Look through the data below. Show each line where the string "title" occurs.

Stored data
|---|

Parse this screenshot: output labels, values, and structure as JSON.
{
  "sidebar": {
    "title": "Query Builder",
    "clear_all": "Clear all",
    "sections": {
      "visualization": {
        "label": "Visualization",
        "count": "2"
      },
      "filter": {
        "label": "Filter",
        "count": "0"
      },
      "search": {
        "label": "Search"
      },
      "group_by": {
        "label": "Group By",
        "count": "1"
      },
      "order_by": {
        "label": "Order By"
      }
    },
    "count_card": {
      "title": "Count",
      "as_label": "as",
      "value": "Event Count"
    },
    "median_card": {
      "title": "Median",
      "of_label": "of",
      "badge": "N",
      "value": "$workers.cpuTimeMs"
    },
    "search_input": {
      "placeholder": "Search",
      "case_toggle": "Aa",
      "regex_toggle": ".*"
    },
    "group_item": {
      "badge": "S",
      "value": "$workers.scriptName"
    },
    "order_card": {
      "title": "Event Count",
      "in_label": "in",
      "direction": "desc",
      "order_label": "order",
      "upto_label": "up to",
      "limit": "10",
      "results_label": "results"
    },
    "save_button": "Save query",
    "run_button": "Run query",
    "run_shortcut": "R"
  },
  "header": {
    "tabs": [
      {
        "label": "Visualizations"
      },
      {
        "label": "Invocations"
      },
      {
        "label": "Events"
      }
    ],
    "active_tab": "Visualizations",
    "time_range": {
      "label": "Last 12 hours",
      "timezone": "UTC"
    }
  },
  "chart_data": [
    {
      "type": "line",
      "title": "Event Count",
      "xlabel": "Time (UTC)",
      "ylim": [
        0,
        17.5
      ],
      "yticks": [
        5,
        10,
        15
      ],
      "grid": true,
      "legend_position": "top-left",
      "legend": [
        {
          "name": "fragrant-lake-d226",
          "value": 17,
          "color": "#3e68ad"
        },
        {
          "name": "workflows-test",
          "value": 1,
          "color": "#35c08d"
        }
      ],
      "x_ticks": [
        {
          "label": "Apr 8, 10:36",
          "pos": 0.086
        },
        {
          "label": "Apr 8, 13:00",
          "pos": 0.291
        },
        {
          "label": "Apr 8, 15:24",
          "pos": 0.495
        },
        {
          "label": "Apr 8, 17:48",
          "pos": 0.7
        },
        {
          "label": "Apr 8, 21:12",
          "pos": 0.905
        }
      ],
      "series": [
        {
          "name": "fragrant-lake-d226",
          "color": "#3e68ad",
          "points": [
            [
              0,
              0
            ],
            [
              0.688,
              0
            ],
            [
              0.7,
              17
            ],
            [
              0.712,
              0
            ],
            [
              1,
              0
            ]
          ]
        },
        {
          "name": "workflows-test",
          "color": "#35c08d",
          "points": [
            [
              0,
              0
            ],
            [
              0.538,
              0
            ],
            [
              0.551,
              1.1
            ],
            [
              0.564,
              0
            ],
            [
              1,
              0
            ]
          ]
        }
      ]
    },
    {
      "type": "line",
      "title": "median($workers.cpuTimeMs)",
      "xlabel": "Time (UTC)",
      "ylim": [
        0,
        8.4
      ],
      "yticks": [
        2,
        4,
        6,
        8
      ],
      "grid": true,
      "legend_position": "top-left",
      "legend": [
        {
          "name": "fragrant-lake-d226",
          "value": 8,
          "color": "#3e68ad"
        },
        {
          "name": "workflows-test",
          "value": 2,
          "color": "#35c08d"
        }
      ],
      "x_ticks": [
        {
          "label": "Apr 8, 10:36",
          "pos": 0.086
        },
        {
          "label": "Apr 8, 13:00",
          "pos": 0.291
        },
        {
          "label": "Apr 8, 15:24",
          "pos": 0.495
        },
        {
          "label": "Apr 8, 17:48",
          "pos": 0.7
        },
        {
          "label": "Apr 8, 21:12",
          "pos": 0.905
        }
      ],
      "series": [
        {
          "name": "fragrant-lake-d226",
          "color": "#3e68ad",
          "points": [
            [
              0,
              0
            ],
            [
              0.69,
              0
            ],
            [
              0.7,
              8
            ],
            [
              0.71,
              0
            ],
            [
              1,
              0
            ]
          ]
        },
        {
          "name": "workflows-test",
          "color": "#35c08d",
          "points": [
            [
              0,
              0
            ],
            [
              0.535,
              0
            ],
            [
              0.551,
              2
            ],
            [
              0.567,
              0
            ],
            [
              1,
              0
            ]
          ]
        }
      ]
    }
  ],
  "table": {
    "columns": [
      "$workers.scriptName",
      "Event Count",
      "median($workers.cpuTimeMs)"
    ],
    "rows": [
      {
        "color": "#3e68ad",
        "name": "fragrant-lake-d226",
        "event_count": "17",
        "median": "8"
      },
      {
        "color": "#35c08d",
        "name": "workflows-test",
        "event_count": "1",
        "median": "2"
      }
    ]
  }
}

|---|

Reply to the exercise -
    "title": "Query Builder",
      "title": "Count",
      "title": "Median",
      "title": "Event Count",
      "title": "Event Count",
      "title": "median($workers.cpuTimeMs)",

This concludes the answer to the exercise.